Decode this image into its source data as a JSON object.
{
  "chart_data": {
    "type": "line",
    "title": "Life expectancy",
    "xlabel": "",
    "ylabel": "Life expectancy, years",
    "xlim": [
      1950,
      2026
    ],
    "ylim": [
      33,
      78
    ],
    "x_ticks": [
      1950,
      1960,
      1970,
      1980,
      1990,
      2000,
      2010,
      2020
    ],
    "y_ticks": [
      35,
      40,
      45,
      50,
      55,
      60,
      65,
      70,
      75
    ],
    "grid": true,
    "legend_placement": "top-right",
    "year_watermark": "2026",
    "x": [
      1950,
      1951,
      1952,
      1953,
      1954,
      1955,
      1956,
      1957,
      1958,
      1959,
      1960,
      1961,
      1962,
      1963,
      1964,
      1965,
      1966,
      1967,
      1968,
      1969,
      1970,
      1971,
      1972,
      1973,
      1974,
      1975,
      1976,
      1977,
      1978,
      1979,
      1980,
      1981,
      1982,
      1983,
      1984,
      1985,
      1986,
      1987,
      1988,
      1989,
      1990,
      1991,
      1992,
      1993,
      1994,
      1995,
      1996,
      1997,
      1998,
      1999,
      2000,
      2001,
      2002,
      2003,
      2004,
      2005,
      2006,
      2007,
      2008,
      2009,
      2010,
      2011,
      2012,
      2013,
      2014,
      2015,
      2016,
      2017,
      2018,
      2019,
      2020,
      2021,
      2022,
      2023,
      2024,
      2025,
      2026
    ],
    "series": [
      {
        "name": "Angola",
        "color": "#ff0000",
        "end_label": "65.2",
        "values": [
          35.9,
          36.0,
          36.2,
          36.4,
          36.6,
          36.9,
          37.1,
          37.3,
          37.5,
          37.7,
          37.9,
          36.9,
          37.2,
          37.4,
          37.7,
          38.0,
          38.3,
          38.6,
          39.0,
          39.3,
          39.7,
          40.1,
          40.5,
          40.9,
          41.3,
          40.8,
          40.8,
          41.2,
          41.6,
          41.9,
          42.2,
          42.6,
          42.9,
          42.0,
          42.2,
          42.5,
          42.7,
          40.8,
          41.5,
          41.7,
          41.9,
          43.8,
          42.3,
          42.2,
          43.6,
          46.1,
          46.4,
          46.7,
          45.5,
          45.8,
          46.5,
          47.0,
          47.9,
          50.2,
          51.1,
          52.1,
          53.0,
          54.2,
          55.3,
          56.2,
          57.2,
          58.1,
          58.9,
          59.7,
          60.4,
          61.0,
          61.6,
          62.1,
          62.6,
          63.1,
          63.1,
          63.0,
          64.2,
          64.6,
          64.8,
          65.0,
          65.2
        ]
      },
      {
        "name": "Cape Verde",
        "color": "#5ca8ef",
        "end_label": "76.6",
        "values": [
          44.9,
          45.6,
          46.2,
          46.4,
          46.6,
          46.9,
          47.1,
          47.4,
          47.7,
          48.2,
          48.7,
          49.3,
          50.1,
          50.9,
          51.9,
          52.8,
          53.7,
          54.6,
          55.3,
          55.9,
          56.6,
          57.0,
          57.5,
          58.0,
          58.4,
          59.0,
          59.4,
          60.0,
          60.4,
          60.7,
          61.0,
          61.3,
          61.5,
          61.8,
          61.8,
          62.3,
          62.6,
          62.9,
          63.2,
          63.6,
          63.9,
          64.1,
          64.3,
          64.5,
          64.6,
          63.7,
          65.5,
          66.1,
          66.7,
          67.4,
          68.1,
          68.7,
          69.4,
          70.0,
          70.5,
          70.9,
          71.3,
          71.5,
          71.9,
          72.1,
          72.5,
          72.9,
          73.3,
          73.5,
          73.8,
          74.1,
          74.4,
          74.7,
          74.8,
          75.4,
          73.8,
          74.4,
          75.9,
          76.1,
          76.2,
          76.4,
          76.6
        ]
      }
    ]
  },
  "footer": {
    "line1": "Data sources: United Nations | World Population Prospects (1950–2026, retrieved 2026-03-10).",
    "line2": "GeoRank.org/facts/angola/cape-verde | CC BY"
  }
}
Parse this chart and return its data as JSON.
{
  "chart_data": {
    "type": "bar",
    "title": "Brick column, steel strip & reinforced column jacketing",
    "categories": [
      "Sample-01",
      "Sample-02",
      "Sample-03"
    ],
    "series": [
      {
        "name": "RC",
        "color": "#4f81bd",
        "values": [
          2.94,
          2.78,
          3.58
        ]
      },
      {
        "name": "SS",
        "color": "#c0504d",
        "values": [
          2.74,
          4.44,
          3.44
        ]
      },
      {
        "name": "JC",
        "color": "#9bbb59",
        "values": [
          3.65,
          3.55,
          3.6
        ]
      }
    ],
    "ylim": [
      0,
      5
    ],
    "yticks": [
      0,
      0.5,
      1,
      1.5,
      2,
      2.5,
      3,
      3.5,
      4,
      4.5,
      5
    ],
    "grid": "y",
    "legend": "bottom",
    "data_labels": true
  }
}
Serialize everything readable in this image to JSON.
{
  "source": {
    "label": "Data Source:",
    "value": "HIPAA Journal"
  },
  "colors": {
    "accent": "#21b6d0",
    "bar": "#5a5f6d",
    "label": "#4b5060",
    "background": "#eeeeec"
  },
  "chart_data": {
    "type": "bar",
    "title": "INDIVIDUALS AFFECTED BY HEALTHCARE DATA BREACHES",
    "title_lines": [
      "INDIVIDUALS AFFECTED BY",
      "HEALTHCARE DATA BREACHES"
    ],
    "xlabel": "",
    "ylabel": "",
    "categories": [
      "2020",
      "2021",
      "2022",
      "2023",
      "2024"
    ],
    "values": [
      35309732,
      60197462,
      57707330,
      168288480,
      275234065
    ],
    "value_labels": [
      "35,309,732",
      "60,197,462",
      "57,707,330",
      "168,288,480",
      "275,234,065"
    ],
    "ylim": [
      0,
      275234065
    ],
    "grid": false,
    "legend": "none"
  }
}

[WRITTEN PROBLEM] Check each line above for the word "AFFECTED" and say how many have it, with nothing else.

[COMPLETED EXERCISE] 2